**Exercise requirements:**
Give every line again exactly as it appears, please, but not the pictures.

(Stored data entries)
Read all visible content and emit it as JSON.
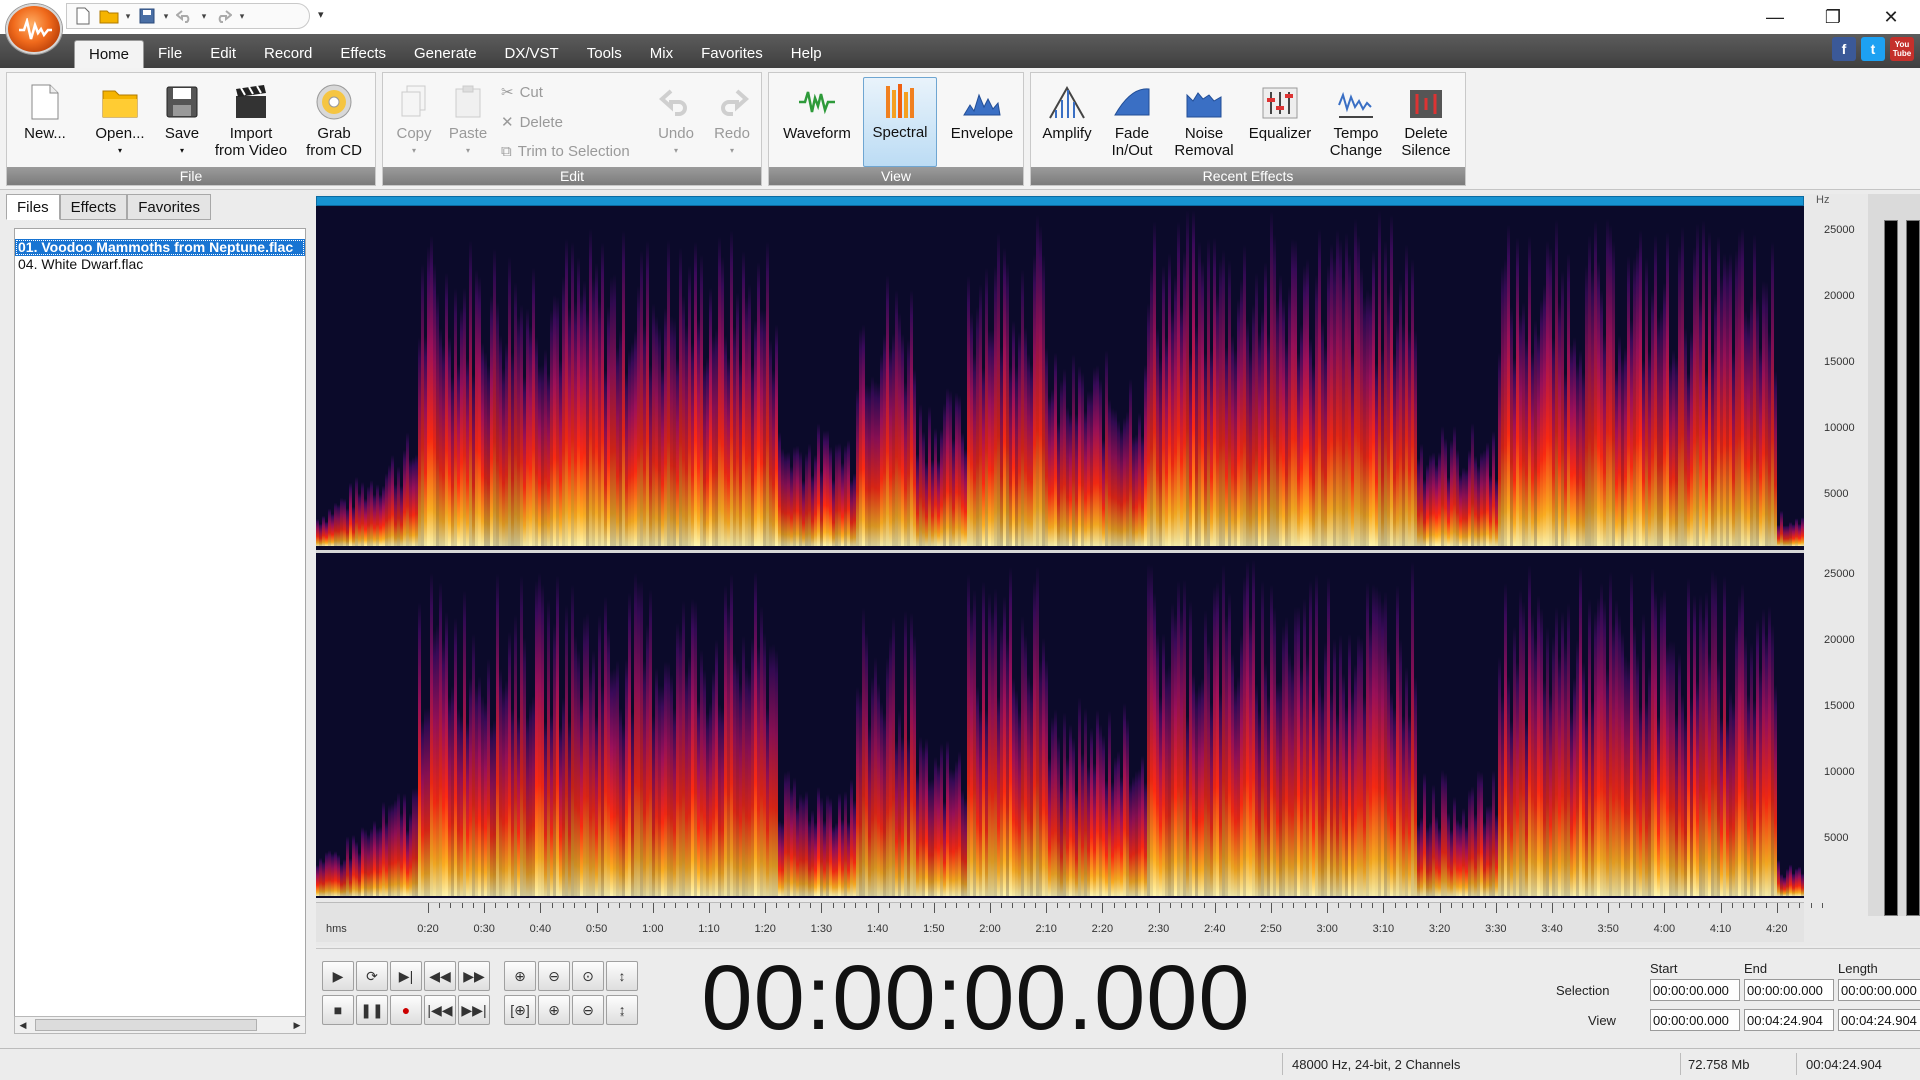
{
  "menu": {
    "items": [
      "Home",
      "File",
      "Edit",
      "Record",
      "Effects",
      "Generate",
      "DX/VST",
      "Tools",
      "Mix",
      "Favorites",
      "Help"
    ]
  },
  "ribbon": {
    "file_group": {
      "title": "File",
      "new_label": "New...",
      "open_label": "Open...",
      "save_label": "Save",
      "import_label_1": "Import",
      "import_label_2": "from Video",
      "grab_label_1": "Grab",
      "grab_label_2": "from CD"
    },
    "edit_group": {
      "title": "Edit",
      "copy_label": "Copy",
      "paste_label": "Paste",
      "cut_label": "Cut",
      "delete_label": "Delete",
      "trim_label": "Trim to Selection",
      "undo_label": "Undo",
      "redo_label": "Redo"
    },
    "view_group": {
      "title": "View",
      "waveform_label": "Waveform",
      "spectral_label": "Spectral",
      "envelope_label": "Envelope"
    },
    "effects_group": {
      "title": "Recent Effects",
      "amplify_label": "Amplify",
      "fade_label_1": "Fade",
      "fade_label_2": "In/Out",
      "noise_label_1": "Noise",
      "noise_label_2": "Removal",
      "equalizer_label": "Equalizer",
      "tempo_label_1": "Tempo",
      "tempo_label_2": "Change",
      "silence_label_1": "Delete",
      "silence_label_2": "Silence"
    }
  },
  "left_panel": {
    "tabs": [
      "Files",
      "Effects",
      "Favorites"
    ],
    "files": [
      "01. Voodoo Mammoths from Neptune.flac",
      "04. White Dwarf.flac"
    ]
  },
  "freq_scale": {
    "unit": "Hz",
    "labels": [
      "25000",
      "20000",
      "15000",
      "10000",
      "5000"
    ]
  },
  "timeline": {
    "unit": "hms",
    "labels": [
      "0:20",
      "0:30",
      "0:40",
      "0:50",
      "1:00",
      "1:10",
      "1:20",
      "1:30",
      "1:40",
      "1:50",
      "2:00",
      "2:10",
      "2:20",
      "2:30",
      "2:40",
      "2:50",
      "3:00",
      "3:10",
      "3:20",
      "3:30",
      "3:40",
      "3:50",
      "4:00",
      "4:10",
      "4:20"
    ]
  },
  "transport": {
    "current_time": "00:00:00.000"
  },
  "selection": {
    "start_header": "Start",
    "end_header": "End",
    "length_header": "Length",
    "selection_label": "Selection",
    "view_label": "View",
    "sel_start": "00:00:00.000",
    "sel_end": "00:00:00.000",
    "sel_length": "00:00:00.000",
    "view_start": "00:00:00.000",
    "view_end": "00:04:24.904",
    "view_length": "00:04:24.904"
  },
  "status": {
    "format": "48000 Hz, 24-bit, 2 Channels",
    "size": "72.758 Mb",
    "duration": "00:04:24.904"
  },
  "social": {
    "facebook": "f",
    "twitter": "t",
    "youtube": "You Tube"
  },
  "colors": {
    "accent": "#1793d1",
    "selection": "#1874d2",
    "spectro_bg": "#0b0a2a"
  }
}
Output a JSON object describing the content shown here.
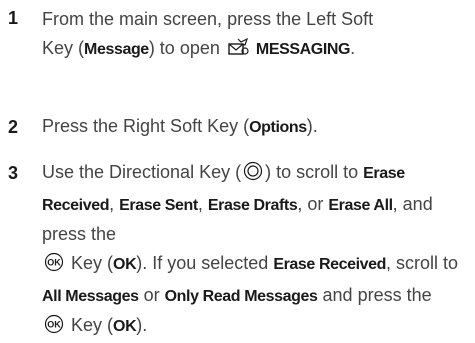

**Response for this exercise:**
Read all visible content and emit it as JSON.
{
  "menu": {
    "items": [
      "Home",
      "File",
      "Edit",
      "Record",
      "Effects",
      "Generate",
      "DX/VST",
      "Tools",
      "Mix",
      "Favorites",
      "Help"
    ]
  },
  "ribbon": {
    "file_group": {
      "title": "File",
      "new_label": "New...",
      "open_label": "Open...",
      "save_label": "Save",
      "import_label_1": "Import",
      "import_label_2": "from Video",
      "grab_label_1": "Grab",
      "grab_label_2": "from CD"
    },
    "edit_group": {
      "title": "Edit",
      "copy_label": "Copy",
      "paste_label": "Paste",
      "cut_label": "Cut",
      "delete_label": "Delete",
      "trim_label": "Trim to Selection",
      "undo_label": "Undo",
      "redo_label": "Redo"
    },
    "view_group": {
      "title": "View",
      "waveform_label": "Waveform",
      "spectral_label": "Spectral",
      "envelope_label": "Envelope"
    },
    "effects_group": {
      "title": "Recent Effects",
      "amplify_label": "Amplify",
      "fade_label_1": "Fade",
      "fade_label_2": "In/Out",
      "noise_label_1": "Noise",
      "noise_label_2": "Removal",
      "equalizer_label": "Equalizer",
      "tempo_label_1": "Tempo",
      "tempo_label_2": "Change",
      "silence_label_1": "Delete",
      "silence_label_2": "Silence"
    }
  },
  "left_panel": {
    "tabs": [
      "Files",
      "Effects",
      "Favorites"
    ],
    "files": [
      "01. Voodoo Mammoths from Neptune.flac",
      "04. White Dwarf.flac"
    ]
  },
  "freq_scale": {
    "unit": "Hz",
    "labels": [
      "25000",
      "20000",
      "15000",
      "10000",
      "5000"
    ]
  },
  "timeline": {
    "unit": "hms",
    "labels": [
      "0:20",
      "0:30",
      "0:40",
      "0:50",
      "1:00",
      "1:10",
      "1:20",
      "1:30",
      "1:40",
      "1:50",
      "2:00",
      "2:10",
      "2:20",
      "2:30",
      "2:40",
      "2:50",
      "3:00",
      "3:10",
      "3:20",
      "3:30",
      "3:40",
      "3:50",
      "4:00",
      "4:10",
      "4:20"
    ]
  },
  "transport": {
    "current_time": "00:00:00.000"
  },
  "selection": {
    "start_header": "Start",
    "end_header": "End",
    "length_header": "Length",
    "selection_label": "Selection",
    "view_label": "View",
    "sel_start": "00:00:00.000",
    "sel_end": "00:00:00.000",
    "sel_length": "00:00:00.000",
    "view_start": "00:00:00.000",
    "view_end": "00:04:24.904",
    "view_length": "00:04:24.904"
  },
  "status": {
    "format": "48000 Hz, 24-bit, 2 Channels",
    "size": "72.758 Mb",
    "duration": "00:04:24.904"
  },
  "social": {
    "facebook": "f",
    "twitter": "t",
    "youtube": "You Tube"
  },
  "colors": {
    "accent": "#1793d1",
    "selection": "#1874d2",
    "spectro_bg": "#0b0a2a"
  }
}
Output a JSON object describing the content shown here.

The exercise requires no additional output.